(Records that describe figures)
□ □ □ □

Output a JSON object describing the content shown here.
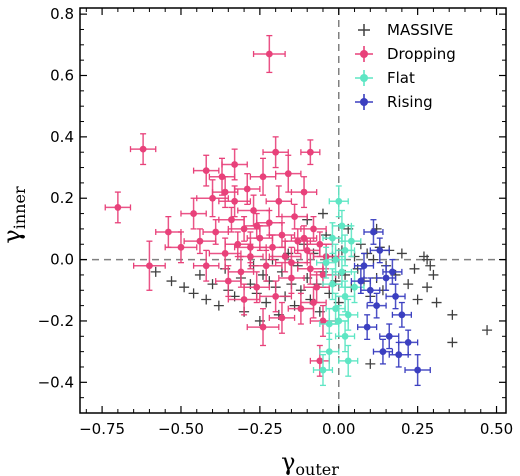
{
  "chart_data": {
    "type": "scatter",
    "title": "",
    "xlabel": "γ",
    "xlabel_sub": "outer",
    "ylabel": "γ",
    "ylabel_sub": "inner",
    "xlim": [
      -0.82,
      0.53
    ],
    "ylim": [
      -0.5,
      0.82
    ],
    "xticks": [
      -0.75,
      -0.5,
      -0.25,
      0.0,
      0.25,
      0.5
    ],
    "xtick_labels": [
      "−0.75",
      "−0.50",
      "−0.25",
      "0.00",
      "0.25",
      "0.50"
    ],
    "yticks": [
      -0.4,
      -0.2,
      0.0,
      0.2,
      0.4,
      0.6,
      0.8
    ],
    "ytick_labels": [
      "−0.4",
      "−0.2",
      "0.0",
      "0.2",
      "0.4",
      "0.6",
      "0.8"
    ],
    "reference_lines": {
      "x": 0.0,
      "y": 0.0,
      "style": "dashed",
      "color": "#808080"
    },
    "grid": false,
    "legend_position": "top-right",
    "legend": [
      {
        "label": "MASSIVE",
        "color": "#404040",
        "marker": "plus"
      },
      {
        "label": "Dropping",
        "color": "#e8417a",
        "marker": "circle"
      },
      {
        "label": "Flat",
        "color": "#5ee6c4",
        "marker": "circle"
      },
      {
        "label": "Rising",
        "color": "#3b3fc0",
        "marker": "circle"
      }
    ],
    "series": [
      {
        "name": "MASSIVE",
        "color": "#404040",
        "marker": "plus",
        "points": [
          [
            -0.58,
            -0.04
          ],
          [
            -0.53,
            -0.07
          ],
          [
            -0.49,
            -0.09
          ],
          [
            -0.46,
            -0.11
          ],
          [
            -0.44,
            -0.05
          ],
          [
            -0.42,
            -0.13
          ],
          [
            -0.4,
            -0.08
          ],
          [
            -0.38,
            -0.15
          ],
          [
            -0.36,
            -0.03
          ],
          [
            -0.35,
            -0.1
          ],
          [
            -0.33,
            -0.12
          ],
          [
            -0.31,
            -0.06
          ],
          [
            -0.3,
            -0.17
          ],
          [
            -0.28,
            -0.08
          ],
          [
            -0.27,
            -0.02
          ],
          [
            -0.26,
            -0.11
          ],
          [
            -0.24,
            -0.05
          ],
          [
            -0.23,
            -0.14
          ],
          [
            -0.22,
            -0.07
          ],
          [
            -0.21,
            0.0
          ],
          [
            -0.2,
            -0.09
          ],
          [
            -0.19,
            -0.18
          ],
          [
            -0.18,
            -0.04
          ],
          [
            -0.17,
            -0.12
          ],
          [
            -0.16,
            0.02
          ],
          [
            -0.15,
            -0.08
          ],
          [
            -0.14,
            -0.15
          ],
          [
            -0.13,
            -0.02
          ],
          [
            -0.12,
            -0.1
          ],
          [
            -0.11,
            0.05
          ],
          [
            -0.1,
            -0.06
          ],
          [
            -0.09,
            -0.13
          ],
          [
            -0.08,
            0.02
          ],
          [
            -0.07,
            -0.08
          ],
          [
            -0.06,
            -0.17
          ],
          [
            -0.05,
            -0.04
          ],
          [
            -0.04,
            0.08
          ],
          [
            -0.03,
            -0.11
          ],
          [
            -0.02,
            0.01
          ],
          [
            -0.01,
            -0.07
          ],
          [
            0.0,
            -0.14
          ],
          [
            0.01,
            0.03
          ],
          [
            0.02,
            -0.05
          ],
          [
            0.03,
            0.1
          ],
          [
            0.04,
            -0.09
          ],
          [
            0.05,
            0.01
          ],
          [
            0.06,
            -0.03
          ],
          [
            0.07,
            0.05
          ],
          [
            0.08,
            -0.07
          ],
          [
            0.09,
            0.02
          ],
          [
            0.1,
            -0.12
          ],
          [
            0.11,
            0.0
          ],
          [
            0.12,
            -0.06
          ],
          [
            0.13,
            0.04
          ],
          [
            0.14,
            -0.1
          ],
          [
            0.15,
            -0.02
          ],
          [
            0.16,
            0.03
          ],
          [
            0.18,
            -0.05
          ],
          [
            0.2,
            0.02
          ],
          [
            0.22,
            -0.08
          ],
          [
            0.24,
            -0.03
          ],
          [
            0.25,
            -0.13
          ],
          [
            0.27,
            0.01
          ],
          [
            0.28,
            -0.09
          ],
          [
            0.29,
            -0.02
          ],
          [
            0.3,
            -0.05
          ],
          [
            0.31,
            -0.14
          ],
          [
            0.36,
            -0.18
          ],
          [
            0.36,
            -0.27
          ],
          [
            0.47,
            -0.23
          ],
          [
            -0.1,
            0.13
          ],
          [
            -0.05,
            0.15
          ],
          [
            0.12,
            0.1
          ],
          [
            -0.25,
            -0.2
          ],
          [
            0.1,
            -0.34
          ],
          [
            0.28,
            0.0
          ]
        ]
      },
      {
        "name": "Dropping",
        "color": "#e8417a",
        "marker": "circle",
        "points": [
          [
            -0.22,
            0.67,
            0.05,
            0.06
          ],
          [
            -0.7,
            0.17,
            0.04,
            0.05
          ],
          [
            -0.62,
            0.36,
            0.04,
            0.05
          ],
          [
            -0.6,
            -0.02,
            0.05,
            0.08
          ],
          [
            -0.54,
            0.09,
            0.04,
            0.05
          ],
          [
            -0.5,
            0.04,
            0.05,
            0.05
          ],
          [
            -0.46,
            0.15,
            0.04,
            0.05
          ],
          [
            -0.44,
            0.06,
            0.05,
            0.04
          ],
          [
            -0.42,
            -0.02,
            0.04,
            0.05
          ],
          [
            -0.4,
            0.2,
            0.05,
            0.06
          ],
          [
            -0.39,
            0.09,
            0.04,
            0.04
          ],
          [
            -0.37,
            0.27,
            0.04,
            0.06
          ],
          [
            -0.36,
            0.02,
            0.05,
            0.05
          ],
          [
            -0.35,
            -0.07,
            0.04,
            0.05
          ],
          [
            -0.34,
            0.13,
            0.04,
            0.04
          ],
          [
            -0.33,
            0.19,
            0.05,
            0.05
          ],
          [
            -0.32,
            0.05,
            0.04,
            0.04
          ],
          [
            -0.31,
            -0.04,
            0.04,
            0.05
          ],
          [
            -0.3,
            0.1,
            0.05,
            0.04
          ],
          [
            -0.29,
            0.23,
            0.04,
            0.05
          ],
          [
            -0.28,
            0.01,
            0.04,
            0.04
          ],
          [
            -0.27,
            0.16,
            0.05,
            0.05
          ],
          [
            -0.26,
            -0.09,
            0.04,
            0.05
          ],
          [
            -0.25,
            0.07,
            0.04,
            0.04
          ],
          [
            -0.24,
            0.27,
            0.04,
            0.06
          ],
          [
            -0.23,
            -0.02,
            0.05,
            0.05
          ],
          [
            -0.22,
            0.12,
            0.04,
            0.04
          ],
          [
            -0.21,
            0.04,
            0.04,
            0.04
          ],
          [
            -0.2,
            -0.12,
            0.05,
            0.05
          ],
          [
            -0.19,
            0.19,
            0.04,
            0.05
          ],
          [
            -0.18,
            0.08,
            0.04,
            0.04
          ],
          [
            -0.17,
            0.01,
            0.05,
            0.05
          ],
          [
            -0.16,
            0.28,
            0.04,
            0.06
          ],
          [
            -0.15,
            -0.06,
            0.04,
            0.05
          ],
          [
            -0.14,
            0.14,
            0.04,
            0.04
          ],
          [
            -0.13,
            0.06,
            0.04,
            0.04
          ],
          [
            -0.12,
            -0.16,
            0.04,
            0.05
          ],
          [
            -0.11,
            0.22,
            0.04,
            0.05
          ],
          [
            -0.1,
            0.03,
            0.04,
            0.04
          ],
          [
            -0.09,
            0.35,
            0.03,
            0.04
          ],
          [
            -0.09,
            -0.03,
            0.04,
            0.05
          ],
          [
            -0.08,
            0.1,
            0.04,
            0.04
          ],
          [
            -0.07,
            -0.09,
            0.04,
            0.05
          ],
          [
            -0.06,
            0.05,
            0.04,
            0.04
          ],
          [
            -0.05,
            -0.2,
            0.04,
            0.05
          ],
          [
            -0.04,
            0.01,
            0.04,
            0.04
          ],
          [
            -0.06,
            -0.33,
            0.03,
            0.05
          ],
          [
            -0.3,
            -0.13,
            0.05,
            0.05
          ],
          [
            -0.24,
            -0.22,
            0.05,
            0.06
          ],
          [
            -0.33,
            0.31,
            0.04,
            0.05
          ],
          [
            -0.2,
            0.35,
            0.04,
            0.05
          ],
          [
            -0.42,
            0.29,
            0.04,
            0.05
          ],
          [
            -0.15,
            -0.01,
            0.05,
            0.05
          ],
          [
            -0.28,
            0.04,
            0.05,
            0.05
          ],
          [
            -0.11,
            0.07,
            0.04,
            0.04
          ],
          [
            -0.05,
            -0.05,
            0.04,
            0.04
          ],
          [
            -0.08,
            -0.14,
            0.04,
            0.05
          ],
          [
            -0.36,
            0.22,
            0.04,
            0.05
          ],
          [
            -0.18,
            -0.19,
            0.04,
            0.05
          ],
          [
            -0.26,
            0.11,
            0.04,
            0.04
          ]
        ]
      },
      {
        "name": "Flat",
        "color": "#5ee6c4",
        "marker": "circle",
        "points": [
          [
            0.0,
            0.19,
            0.03,
            0.05
          ],
          [
            0.01,
            0.11,
            0.03,
            0.05
          ],
          [
            -0.02,
            0.07,
            0.03,
            0.05
          ],
          [
            0.02,
            0.03,
            0.03,
            0.05
          ],
          [
            -0.01,
            0.0,
            0.03,
            0.05
          ],
          [
            0.01,
            -0.04,
            0.03,
            0.05
          ],
          [
            -0.02,
            -0.08,
            0.03,
            0.05
          ],
          [
            0.02,
            -0.12,
            0.03,
            0.05
          ],
          [
            -0.01,
            -0.16,
            0.03,
            0.05
          ],
          [
            0.0,
            -0.2,
            0.03,
            0.05
          ],
          [
            0.02,
            -0.25,
            0.03,
            0.05
          ],
          [
            -0.03,
            -0.3,
            0.03,
            0.06
          ],
          [
            -0.05,
            -0.36,
            0.03,
            0.05
          ],
          [
            0.03,
            -0.18,
            0.03,
            0.05
          ],
          [
            -0.04,
            -0.01,
            0.03,
            0.05
          ],
          [
            0.04,
            0.06,
            0.03,
            0.05
          ],
          [
            -0.03,
            -0.21,
            0.03,
            0.05
          ],
          [
            0.05,
            -0.09,
            0.03,
            0.05
          ],
          [
            0.03,
            -0.33,
            0.03,
            0.05
          ]
        ]
      },
      {
        "name": "Rising",
        "color": "#3b3fc0",
        "marker": "circle",
        "points": [
          [
            0.11,
            0.09,
            0.03,
            0.04
          ],
          [
            0.13,
            0.03,
            0.03,
            0.04
          ],
          [
            0.08,
            -0.02,
            0.03,
            0.04
          ],
          [
            0.15,
            -0.06,
            0.03,
            0.04
          ],
          [
            0.1,
            -0.1,
            0.03,
            0.04
          ],
          [
            0.18,
            -0.12,
            0.03,
            0.04
          ],
          [
            0.12,
            -0.15,
            0.03,
            0.04
          ],
          [
            0.2,
            -0.18,
            0.03,
            0.04
          ],
          [
            0.09,
            -0.22,
            0.03,
            0.04
          ],
          [
            0.16,
            -0.25,
            0.03,
            0.04
          ],
          [
            0.22,
            -0.27,
            0.03,
            0.04
          ],
          [
            0.14,
            -0.3,
            0.03,
            0.04
          ],
          [
            0.19,
            -0.31,
            0.03,
            0.04
          ],
          [
            0.25,
            -0.36,
            0.04,
            0.05
          ],
          [
            0.07,
            -0.07,
            0.03,
            0.04
          ],
          [
            0.17,
            -0.04,
            0.03,
            0.04
          ]
        ]
      }
    ]
  }
}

□ □ □ □

Exercise description: Using the listing above, return all lines where the word "name" occurs.

The completed task:
        "name": "MASSIVE",
        "name": "Dropping",
        "name": "Flat",
        "name": "Rising",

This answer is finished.